* **Instructions for the task**: Hunt for the word "this" across the entries below, copying each line that holds it.

Start

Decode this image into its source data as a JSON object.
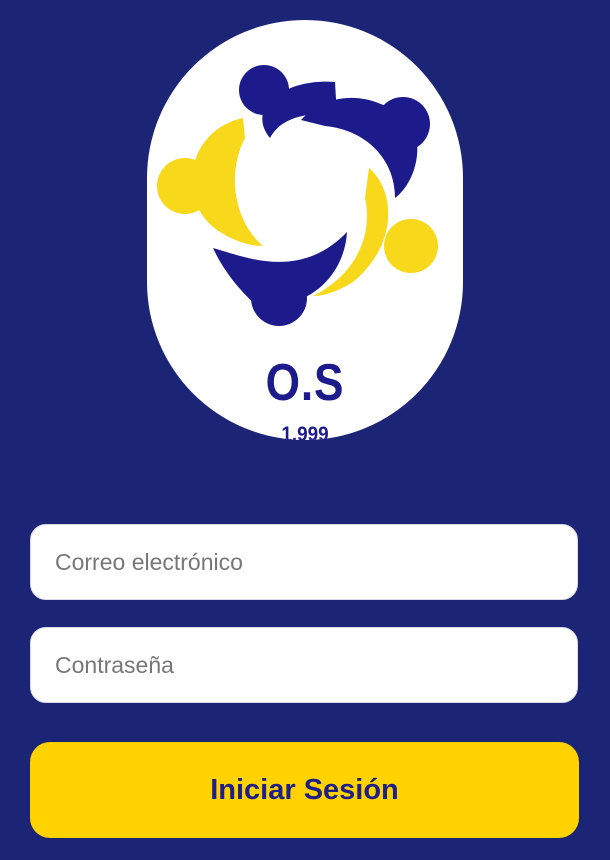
{
  "logo": {
    "mark_text": "O.S",
    "year": "1.999",
    "colors": {
      "badge": "#ffffff",
      "navy": "#1d1a8c",
      "yellow": "#f7d81a"
    }
  },
  "form": {
    "email_placeholder": "Correo electrónico",
    "password_placeholder": "Contraseña",
    "submit_label": "Iniciar Sesión"
  },
  "colors": {
    "background": "#1c2475",
    "button": "#ffd200",
    "button_text": "#1f1f8a"
  }
}
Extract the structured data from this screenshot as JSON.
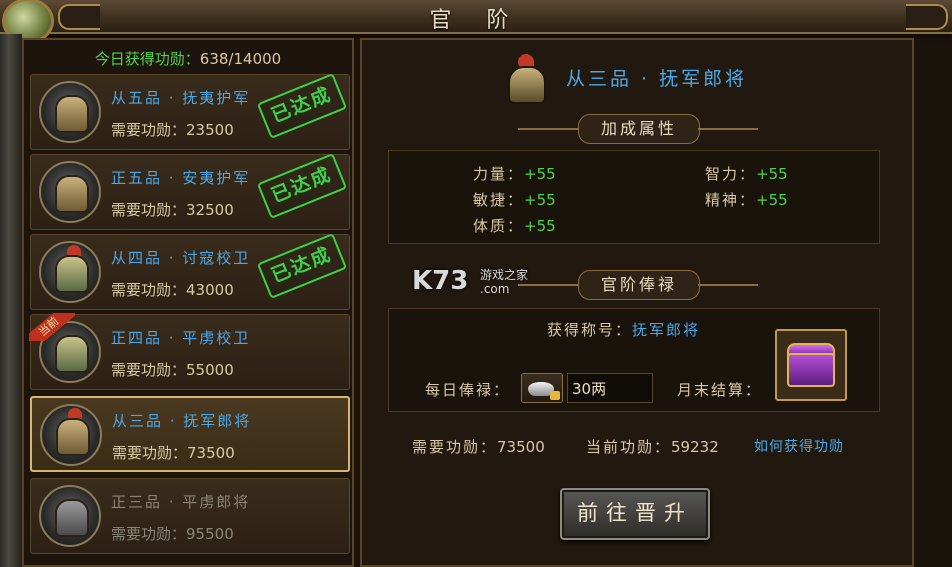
{
  "window": {
    "title": "官 阶"
  },
  "today": {
    "label": "今日获得功勋：",
    "value": "638/14000"
  },
  "ranks": [
    {
      "name": "从五品 · 抚夷护军",
      "req_label": "需要功勋：",
      "req": "23500",
      "stamp": "已达成"
    },
    {
      "name": "正五品 · 安夷护军",
      "req_label": "需要功勋：",
      "req": "32500",
      "stamp": "已达成"
    },
    {
      "name": "从四品 · 讨寇校卫",
      "req_label": "需要功勋：",
      "req": "43000",
      "stamp": "已达成"
    },
    {
      "name": "正四品 · 平虏校卫",
      "req_label": "需要功勋：",
      "req": "55000",
      "ribbon": "当前"
    },
    {
      "name": "从三品 · 抚军郎将",
      "req_label": "需要功勋：",
      "req": "73500"
    },
    {
      "name": "正三品 · 平虏郎将",
      "req_label": "需要功勋：",
      "req": "95500"
    }
  ],
  "detail": {
    "title": "从三品 · 抚军郎将",
    "bonus_header": "加成属性",
    "attrs": [
      {
        "label": "力量：",
        "value": "+55"
      },
      {
        "label": "智力：",
        "value": "+55"
      },
      {
        "label": "敏捷：",
        "value": "+55"
      },
      {
        "label": "精神：",
        "value": "+55"
      },
      {
        "label": "体质：",
        "value": "+55"
      }
    ],
    "salary_header": "官阶俸禄",
    "title_label": "获得称号：",
    "title_value": "抚军郎将",
    "daily_label": "每日俸禄：",
    "daily_value": "30两",
    "month_label": "月末结算：",
    "need_label": "需要功勋：",
    "need_value": "73500",
    "current_label": "当前功勋：",
    "current_value": "59232",
    "how_link": "如何获得功勋",
    "go_button": "前往晋升"
  },
  "watermark": {
    "main": "K73",
    "sub1": "游戏之家",
    "sub2": ".com"
  },
  "colors": {
    "accent_blue": "#4aa8e8",
    "accent_green": "#4fd34a",
    "stamp_green": "#3bd14a"
  }
}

End

* **Solution below**:
Decode this image into its source data as a JSON object.
Extract the structured data from this screenshot as JSON.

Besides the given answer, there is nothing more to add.